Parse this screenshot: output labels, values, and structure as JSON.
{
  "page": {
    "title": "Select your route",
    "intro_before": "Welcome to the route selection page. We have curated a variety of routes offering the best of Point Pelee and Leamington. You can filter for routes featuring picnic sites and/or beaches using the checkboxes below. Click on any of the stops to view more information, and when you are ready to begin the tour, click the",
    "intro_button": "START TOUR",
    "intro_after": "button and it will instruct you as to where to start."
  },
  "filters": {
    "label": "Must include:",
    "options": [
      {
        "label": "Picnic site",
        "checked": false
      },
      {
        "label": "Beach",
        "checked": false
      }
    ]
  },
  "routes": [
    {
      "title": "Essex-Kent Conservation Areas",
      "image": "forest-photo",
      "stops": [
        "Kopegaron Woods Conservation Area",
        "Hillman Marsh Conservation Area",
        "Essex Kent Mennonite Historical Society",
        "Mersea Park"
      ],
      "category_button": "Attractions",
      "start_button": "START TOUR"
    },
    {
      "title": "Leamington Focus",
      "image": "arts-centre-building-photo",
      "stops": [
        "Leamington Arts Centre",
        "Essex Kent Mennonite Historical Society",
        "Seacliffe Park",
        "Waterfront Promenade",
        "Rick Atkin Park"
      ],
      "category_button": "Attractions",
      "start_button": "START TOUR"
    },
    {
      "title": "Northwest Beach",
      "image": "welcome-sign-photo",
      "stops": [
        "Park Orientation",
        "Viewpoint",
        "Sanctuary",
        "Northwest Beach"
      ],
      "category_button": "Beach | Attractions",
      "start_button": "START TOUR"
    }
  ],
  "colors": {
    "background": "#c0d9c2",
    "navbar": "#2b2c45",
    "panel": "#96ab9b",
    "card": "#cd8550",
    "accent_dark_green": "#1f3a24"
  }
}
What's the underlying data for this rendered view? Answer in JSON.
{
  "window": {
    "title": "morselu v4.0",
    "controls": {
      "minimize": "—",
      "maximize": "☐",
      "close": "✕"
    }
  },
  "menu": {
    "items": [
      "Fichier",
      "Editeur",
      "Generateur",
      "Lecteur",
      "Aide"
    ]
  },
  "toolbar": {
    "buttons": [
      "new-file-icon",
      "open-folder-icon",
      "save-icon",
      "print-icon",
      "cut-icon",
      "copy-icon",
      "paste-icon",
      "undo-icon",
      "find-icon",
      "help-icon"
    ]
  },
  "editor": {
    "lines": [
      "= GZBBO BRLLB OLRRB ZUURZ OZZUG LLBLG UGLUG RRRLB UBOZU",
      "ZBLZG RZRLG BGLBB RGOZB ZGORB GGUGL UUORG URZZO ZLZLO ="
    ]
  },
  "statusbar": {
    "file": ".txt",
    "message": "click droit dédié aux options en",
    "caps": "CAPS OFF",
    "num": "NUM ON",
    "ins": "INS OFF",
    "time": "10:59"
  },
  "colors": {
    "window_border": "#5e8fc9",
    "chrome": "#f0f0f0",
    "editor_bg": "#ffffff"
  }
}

○ ○ ○ ○ ○ ○ ○

## Brief
Transcribe all lines as written.

## Response to the task
Parse this screenshot: output labels, values, and structure as JSON.
{
  "page": {
    "title": "Select your route",
    "intro_before": "Welcome to the route selection page. We have curated a variety of routes offering the best of Point Pelee and Leamington. You can filter for routes featuring picnic sites and/or beaches using the checkboxes below. Click on any of the stops to view more information, and when you are ready to begin the tour, click the",
    "intro_button": "START TOUR",
    "intro_after": "button and it will instruct you as to where to start."
  },
  "filters": {
    "label": "Must include:",
    "options": [
      {
        "label": "Picnic site",
        "checked": false
      },
      {
        "label": "Beach",
        "checked": false
      }
    ]
  },
  "routes": [
    {
      "title": "Essex-Kent Conservation Areas",
      "image": "forest-photo",
      "stops": [
        "Kopegaron Woods Conservation Area",
        "Hillman Marsh Conservation Area",
        "Essex Kent Mennonite Historical Society",
        "Mersea Park"
      ],
      "category_button": "Attractions",
      "start_button": "START TOUR"
    },
    {
      "title": "Leamington Focus",
      "image": "arts-centre-building-photo",
      "stops": [
        "Leamington Arts Centre",
        "Essex Kent Mennonite Historical Society",
        "Seacliffe Park",
        "Waterfront Promenade",
        "Rick Atkin Park"
      ],
      "category_button": "Attractions",
      "start_button": "START TOUR"
    },
    {
      "title": "Northwest Beach",
      "image": "welcome-sign-photo",
      "stops": [
        "Park Orientation",
        "Viewpoint",
        "Sanctuary",
        "Northwest Beach"
      ],
      "category_button": "Beach | Attractions",
      "start_button": "START TOUR"
    }
  ],
  "colors": {
    "background": "#c0d9c2",
    "navbar": "#2b2c45",
    "panel": "#96ab9b",
    "card": "#cd8550",
    "accent_dark_green": "#1f3a24"
  }
}
What's the underlying data for this rendered view? Answer in JSON.
{
  "window": {
    "title": "morselu v4.0",
    "controls": {
      "minimize": "—",
      "maximize": "☐",
      "close": "✕"
    }
  },
  "menu": {
    "items": [
      "Fichier",
      "Editeur",
      "Generateur",
      "Lecteur",
      "Aide"
    ]
  },
  "toolbar": {
    "buttons": [
      "new-file-icon",
      "open-folder-icon",
      "save-icon",
      "print-icon",
      "cut-icon",
      "copy-icon",
      "paste-icon",
      "undo-icon",
      "find-icon",
      "help-icon"
    ]
  },
  "editor": {
    "lines": [
      "= GZBBO BRLLB OLRRB ZUURZ OZZUG LLBLG UGLUG RRRLB UBOZU",
      "ZBLZG RZRLG BGLBB RGOZB ZGORB GGUGL UUORG URZZO ZLZLO ="
    ]
  },
  "statusbar": {
    "file": ".txt",
    "message": "click droit dédié aux options en",
    "caps": "CAPS OFF",
    "num": "NUM ON",
    "ins": "INS OFF",
    "time": "10:59"
  },
  "colors": {
    "window_border": "#5e8fc9",
    "chrome": "#f0f0f0",
    "editor_bg": "#ffffff"
  }
}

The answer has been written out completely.